■ Enunciado do exercício ■
Você pode transcrever, sem nenhuma alteração, o trecho da reportagem sobre a lista de boicote em Cafelândia que começa em "No final de" e termina em "de 62 anos."?

Após a eleição do presidente Lula (PT) em outubro de 2022, uma caminhonete azul se aproximou do Nikin Lanches, na cidade de Cafelândia, no interior paulista, e uma pequena bomba foi arremessada contra o estabelecimento, causando medo e revolta.
O ataque tinha endereço certo. O nome da lanchonete estava em uma lista de boicote divulgada por membros de um grupo de WhatsApp chamado “Patriotas Cafelândia”, de apoio a Jair Bolsonaro (PL), que citava nominalmente comerciantes e prestadores de serviços “esquerdistas e traidores” que deveriam ser “banidos”.
No final de julho, quase três anos depois, a Justiça paulista condenou duas pessoas acusadas de terem elaborado e divulgado a lista de boicote: o professor Davoine Francisco Colpani, de 68 anos, e o dentista Edson Parra Nani Filho, de 62 anos.
Eles foram condenados em segunda instância por crime de perseguição. O professor recebeu uma pena de um ano, quatro meses e dez dias de prisão em regime aberto. O dentista, de um ano, cinco meses e quinze dias, também em regime aberto. Os dois foram beneficiados com a suspensão condicional da pena, mas terão de pagar, individualmente, uma indenização de dois salários-mínimos para cada uma das sete pessoas citadas na lista que registraram reclamação formal.
Na denúncia feita à Justiça, o promotor Thiago Cardim disse que “além de ofender o regime democrático, a divulgação desenfreada da lista de boicote passou a causar constrangimentos e riscos à integridade física e psicológica das vítimas”.
Segundo o promotor, as pessoas citadas passaram a ser ofendidas e perturbadas nas ruas e nos seus locais de trabalho, bem como sofreram prejuízos financeiros.
Uma das vítimas relatou ao Ministério Público que, uma semana antes do segundo turno das eleições, uma pessoa o procurou dizendo que, caso não declarasse voto em Bolsonaro e colocasse uma bandeira do Brasil na porta do estabelecimento, seu nome seria incluído na lista do boicote, como, de fato, acabou ocorrendo.
“Me senti constrangido, abalado. A gente fica com medo, a gente está trabalhando e não se sente bem, dá a impressão de que alguém vai chegar a qualquer hora e fazer alguma coisa com a gente”, afirmou em depoimento.
O procurador de Justiça Márcio Sérgio Christino disse no julgamento que a lista do boicote foi replicada em outras redes sociais e distribuída também em folhetos.

(Dados de detecção de layout de documentos)

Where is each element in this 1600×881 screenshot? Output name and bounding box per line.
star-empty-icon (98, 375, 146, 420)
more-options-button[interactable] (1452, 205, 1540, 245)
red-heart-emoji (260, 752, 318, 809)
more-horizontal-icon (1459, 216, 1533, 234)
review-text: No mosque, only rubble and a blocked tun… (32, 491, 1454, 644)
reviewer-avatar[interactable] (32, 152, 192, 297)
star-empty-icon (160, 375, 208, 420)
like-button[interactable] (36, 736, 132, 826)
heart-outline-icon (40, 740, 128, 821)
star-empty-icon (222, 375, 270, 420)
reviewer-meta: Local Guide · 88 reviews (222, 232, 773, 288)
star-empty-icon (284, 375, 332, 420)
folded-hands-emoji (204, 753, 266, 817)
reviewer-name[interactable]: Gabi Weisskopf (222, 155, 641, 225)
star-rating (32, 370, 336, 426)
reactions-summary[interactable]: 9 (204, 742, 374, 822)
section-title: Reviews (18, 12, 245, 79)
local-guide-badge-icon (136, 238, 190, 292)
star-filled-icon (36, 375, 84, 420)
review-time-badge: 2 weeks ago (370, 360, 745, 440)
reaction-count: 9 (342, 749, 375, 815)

■ Resposta do problema ■
No final de julho, quase três anos depois, a Justiça paulista condenou duas pessoas acusadas de terem elaborado e divulgado a lista de boicote: o professor Davoine Francisco Colpani, de 68 anos, e o dentista Edson Parra Nani Filho, de 62 anos.